[Provided material]
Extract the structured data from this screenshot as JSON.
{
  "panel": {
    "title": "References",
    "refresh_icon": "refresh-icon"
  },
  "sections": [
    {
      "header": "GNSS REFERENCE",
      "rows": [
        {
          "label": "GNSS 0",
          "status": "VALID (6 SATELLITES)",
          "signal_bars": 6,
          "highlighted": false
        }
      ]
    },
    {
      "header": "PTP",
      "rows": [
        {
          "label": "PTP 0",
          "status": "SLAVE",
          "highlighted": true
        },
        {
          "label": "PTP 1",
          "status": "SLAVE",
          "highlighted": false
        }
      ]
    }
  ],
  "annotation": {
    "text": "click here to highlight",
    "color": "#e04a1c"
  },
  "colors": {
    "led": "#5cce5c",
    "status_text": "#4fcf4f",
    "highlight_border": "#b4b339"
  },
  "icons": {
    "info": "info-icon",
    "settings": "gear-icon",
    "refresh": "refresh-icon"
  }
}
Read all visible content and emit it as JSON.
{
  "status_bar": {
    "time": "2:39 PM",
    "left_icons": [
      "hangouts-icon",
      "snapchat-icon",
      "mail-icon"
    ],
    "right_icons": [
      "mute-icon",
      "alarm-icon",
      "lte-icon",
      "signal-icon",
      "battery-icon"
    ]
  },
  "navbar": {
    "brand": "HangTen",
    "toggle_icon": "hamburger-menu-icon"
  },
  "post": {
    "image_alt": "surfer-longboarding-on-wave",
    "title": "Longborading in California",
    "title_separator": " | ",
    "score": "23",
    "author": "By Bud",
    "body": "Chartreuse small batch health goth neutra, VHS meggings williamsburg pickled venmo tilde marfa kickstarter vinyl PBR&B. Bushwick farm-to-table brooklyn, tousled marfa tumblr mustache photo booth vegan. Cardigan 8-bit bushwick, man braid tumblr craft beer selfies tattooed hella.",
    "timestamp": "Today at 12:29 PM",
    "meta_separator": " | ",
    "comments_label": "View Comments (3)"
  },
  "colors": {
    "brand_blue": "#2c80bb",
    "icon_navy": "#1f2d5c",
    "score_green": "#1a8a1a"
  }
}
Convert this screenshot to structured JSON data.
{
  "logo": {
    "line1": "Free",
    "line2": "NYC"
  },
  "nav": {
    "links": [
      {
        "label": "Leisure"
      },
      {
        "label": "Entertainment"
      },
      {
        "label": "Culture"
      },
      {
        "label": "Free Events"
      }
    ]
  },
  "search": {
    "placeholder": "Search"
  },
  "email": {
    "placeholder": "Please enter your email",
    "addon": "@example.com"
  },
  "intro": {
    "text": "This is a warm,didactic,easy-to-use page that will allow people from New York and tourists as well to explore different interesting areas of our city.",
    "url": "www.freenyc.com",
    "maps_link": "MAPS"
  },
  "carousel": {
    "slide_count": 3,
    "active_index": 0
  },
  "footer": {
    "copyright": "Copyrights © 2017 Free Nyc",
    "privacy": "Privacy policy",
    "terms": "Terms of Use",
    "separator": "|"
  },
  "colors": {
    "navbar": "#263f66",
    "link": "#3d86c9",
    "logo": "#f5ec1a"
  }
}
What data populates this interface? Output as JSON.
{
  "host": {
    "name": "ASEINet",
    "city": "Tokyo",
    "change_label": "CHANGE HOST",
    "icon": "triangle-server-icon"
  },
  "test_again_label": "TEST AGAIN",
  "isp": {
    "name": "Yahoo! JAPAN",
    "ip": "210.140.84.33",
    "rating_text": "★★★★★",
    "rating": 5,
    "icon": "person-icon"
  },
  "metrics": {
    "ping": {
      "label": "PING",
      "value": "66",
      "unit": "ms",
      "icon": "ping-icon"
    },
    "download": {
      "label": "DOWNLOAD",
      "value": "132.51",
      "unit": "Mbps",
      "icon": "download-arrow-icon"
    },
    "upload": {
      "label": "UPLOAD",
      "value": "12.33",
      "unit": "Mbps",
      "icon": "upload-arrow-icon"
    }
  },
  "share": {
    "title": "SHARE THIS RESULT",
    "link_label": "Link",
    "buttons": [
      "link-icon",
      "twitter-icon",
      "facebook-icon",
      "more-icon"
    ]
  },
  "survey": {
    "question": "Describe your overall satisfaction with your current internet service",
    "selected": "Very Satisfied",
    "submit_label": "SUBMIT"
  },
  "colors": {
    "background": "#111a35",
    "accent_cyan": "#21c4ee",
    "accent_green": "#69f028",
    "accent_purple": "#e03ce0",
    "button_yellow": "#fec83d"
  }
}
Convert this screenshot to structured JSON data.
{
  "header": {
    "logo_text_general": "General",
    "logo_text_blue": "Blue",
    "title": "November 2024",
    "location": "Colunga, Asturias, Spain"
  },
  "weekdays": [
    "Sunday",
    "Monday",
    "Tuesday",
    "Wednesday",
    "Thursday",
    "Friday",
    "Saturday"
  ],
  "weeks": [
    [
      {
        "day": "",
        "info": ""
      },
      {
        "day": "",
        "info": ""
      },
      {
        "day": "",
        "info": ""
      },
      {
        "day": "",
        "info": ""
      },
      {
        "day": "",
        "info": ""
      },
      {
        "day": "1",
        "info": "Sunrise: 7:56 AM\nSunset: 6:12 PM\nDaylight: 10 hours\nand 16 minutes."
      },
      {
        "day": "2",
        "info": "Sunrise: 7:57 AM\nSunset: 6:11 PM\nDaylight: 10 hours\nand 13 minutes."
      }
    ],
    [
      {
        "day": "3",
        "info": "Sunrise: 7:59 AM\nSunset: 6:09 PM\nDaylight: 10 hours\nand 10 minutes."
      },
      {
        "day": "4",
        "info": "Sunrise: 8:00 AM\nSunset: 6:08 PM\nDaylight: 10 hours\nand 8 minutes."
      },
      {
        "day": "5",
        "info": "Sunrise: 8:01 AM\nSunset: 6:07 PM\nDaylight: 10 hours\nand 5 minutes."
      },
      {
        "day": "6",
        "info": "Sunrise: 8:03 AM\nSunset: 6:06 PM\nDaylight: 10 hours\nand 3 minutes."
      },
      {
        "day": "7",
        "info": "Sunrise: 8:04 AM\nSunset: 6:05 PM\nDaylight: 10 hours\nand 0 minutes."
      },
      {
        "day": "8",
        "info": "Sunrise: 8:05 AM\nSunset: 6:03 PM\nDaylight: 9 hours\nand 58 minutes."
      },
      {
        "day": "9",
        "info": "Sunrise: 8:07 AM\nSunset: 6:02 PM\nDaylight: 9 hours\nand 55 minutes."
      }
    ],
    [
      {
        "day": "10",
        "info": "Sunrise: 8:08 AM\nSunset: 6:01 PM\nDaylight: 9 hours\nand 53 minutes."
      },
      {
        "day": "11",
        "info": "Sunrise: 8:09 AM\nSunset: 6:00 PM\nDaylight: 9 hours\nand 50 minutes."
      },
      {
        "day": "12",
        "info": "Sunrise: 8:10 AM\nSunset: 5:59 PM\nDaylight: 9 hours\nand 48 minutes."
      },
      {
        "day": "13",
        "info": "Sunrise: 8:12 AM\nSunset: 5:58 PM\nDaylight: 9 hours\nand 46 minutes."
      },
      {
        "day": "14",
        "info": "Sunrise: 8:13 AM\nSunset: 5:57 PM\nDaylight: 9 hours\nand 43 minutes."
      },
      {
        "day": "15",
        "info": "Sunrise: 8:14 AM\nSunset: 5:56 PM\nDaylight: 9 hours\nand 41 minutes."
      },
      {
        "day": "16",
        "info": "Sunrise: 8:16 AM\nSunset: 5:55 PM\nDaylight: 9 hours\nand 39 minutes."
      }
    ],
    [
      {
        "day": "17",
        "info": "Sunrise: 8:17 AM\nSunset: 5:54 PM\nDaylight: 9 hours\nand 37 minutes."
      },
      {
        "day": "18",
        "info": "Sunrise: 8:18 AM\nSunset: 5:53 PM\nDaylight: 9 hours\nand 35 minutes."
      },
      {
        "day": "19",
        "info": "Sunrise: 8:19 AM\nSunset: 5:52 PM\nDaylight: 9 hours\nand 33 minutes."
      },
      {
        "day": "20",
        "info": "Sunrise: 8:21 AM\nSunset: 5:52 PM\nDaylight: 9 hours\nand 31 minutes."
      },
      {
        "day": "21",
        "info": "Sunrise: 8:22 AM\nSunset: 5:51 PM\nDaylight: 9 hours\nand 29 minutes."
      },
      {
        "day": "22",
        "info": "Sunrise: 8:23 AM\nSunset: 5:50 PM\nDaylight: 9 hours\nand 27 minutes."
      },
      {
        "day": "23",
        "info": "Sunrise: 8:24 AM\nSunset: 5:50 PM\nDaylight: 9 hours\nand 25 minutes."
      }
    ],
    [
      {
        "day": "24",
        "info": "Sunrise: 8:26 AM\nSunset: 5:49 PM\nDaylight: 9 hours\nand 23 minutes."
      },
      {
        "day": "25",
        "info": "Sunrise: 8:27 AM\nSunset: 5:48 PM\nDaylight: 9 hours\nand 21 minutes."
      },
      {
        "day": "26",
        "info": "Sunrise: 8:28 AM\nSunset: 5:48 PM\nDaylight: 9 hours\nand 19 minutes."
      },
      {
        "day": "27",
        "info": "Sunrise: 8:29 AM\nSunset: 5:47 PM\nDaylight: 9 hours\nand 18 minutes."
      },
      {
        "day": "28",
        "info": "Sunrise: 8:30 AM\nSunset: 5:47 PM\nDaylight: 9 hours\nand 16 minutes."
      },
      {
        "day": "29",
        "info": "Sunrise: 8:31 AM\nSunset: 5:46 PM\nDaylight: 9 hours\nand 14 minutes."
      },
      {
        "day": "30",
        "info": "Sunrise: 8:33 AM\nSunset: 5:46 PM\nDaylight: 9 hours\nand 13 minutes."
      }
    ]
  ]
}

[What you should do] Scan the data for the word "city" and copy every line where it shows up.

[The result]
    "text": "This is a warm,didactic,easy-to-use page that will allow people from New York and tourists as well to explore different interesting areas of our city.",
    "city": "Tokyo",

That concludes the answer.